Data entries
________________________________________
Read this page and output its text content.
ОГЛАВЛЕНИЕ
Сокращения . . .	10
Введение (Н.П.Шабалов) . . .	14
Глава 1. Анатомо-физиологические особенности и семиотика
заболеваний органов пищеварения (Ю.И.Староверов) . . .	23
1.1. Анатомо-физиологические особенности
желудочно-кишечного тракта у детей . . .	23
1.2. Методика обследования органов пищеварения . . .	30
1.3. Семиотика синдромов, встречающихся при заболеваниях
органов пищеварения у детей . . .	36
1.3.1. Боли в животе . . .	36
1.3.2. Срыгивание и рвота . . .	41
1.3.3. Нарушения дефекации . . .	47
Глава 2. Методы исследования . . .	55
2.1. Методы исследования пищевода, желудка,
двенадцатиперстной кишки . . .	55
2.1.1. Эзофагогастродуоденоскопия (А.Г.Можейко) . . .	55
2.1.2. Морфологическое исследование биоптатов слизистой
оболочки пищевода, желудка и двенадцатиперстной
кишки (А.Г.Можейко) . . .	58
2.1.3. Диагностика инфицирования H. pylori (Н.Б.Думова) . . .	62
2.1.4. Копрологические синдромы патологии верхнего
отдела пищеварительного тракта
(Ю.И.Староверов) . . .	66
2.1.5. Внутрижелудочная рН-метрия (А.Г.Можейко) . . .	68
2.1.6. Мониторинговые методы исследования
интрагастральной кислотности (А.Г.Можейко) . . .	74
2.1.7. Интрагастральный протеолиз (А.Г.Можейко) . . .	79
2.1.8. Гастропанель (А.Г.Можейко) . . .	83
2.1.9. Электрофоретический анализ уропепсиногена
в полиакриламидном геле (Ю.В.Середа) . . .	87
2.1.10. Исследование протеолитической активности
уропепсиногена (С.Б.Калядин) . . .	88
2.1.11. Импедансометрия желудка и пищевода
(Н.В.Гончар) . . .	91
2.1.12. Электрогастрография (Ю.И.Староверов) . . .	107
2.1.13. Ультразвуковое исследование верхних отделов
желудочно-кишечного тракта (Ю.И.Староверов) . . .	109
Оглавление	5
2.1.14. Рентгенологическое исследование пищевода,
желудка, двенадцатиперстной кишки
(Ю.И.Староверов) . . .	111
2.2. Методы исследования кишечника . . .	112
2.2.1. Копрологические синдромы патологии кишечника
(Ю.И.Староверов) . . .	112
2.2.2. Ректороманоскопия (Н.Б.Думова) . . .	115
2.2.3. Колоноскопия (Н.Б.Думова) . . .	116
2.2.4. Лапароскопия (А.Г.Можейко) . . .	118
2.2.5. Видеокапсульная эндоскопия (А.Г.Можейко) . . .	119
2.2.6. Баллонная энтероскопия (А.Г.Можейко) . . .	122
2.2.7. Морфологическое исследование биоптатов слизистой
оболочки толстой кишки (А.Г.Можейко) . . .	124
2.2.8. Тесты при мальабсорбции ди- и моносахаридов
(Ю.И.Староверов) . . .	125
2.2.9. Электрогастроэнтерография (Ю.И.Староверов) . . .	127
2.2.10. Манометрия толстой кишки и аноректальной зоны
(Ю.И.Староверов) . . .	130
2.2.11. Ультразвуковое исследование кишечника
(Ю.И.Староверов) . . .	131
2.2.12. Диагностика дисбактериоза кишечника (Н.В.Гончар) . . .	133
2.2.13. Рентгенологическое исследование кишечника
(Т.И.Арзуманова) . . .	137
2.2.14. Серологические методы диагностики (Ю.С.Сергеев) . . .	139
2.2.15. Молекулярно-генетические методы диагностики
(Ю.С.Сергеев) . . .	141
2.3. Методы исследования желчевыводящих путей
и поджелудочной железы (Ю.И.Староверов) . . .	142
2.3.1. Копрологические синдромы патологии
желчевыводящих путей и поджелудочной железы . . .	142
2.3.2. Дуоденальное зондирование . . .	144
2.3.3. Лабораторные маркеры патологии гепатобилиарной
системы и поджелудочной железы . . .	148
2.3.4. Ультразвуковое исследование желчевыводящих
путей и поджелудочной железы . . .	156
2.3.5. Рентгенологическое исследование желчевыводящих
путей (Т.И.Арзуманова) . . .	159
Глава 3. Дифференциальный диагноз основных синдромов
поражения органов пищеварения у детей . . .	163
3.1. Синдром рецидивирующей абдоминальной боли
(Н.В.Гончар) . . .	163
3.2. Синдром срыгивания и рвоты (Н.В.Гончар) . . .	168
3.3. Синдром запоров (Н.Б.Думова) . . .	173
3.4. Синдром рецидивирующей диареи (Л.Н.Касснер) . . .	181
________________________________________
■ Your task ■
Scan the listing above for the word "уропепсиногена" and show each line where it is found.

■ Correct output ■
2.1.9. Электрофоретический анализ уропепсиногена
уропепсиногена (С.Б.Калядин) . . .	88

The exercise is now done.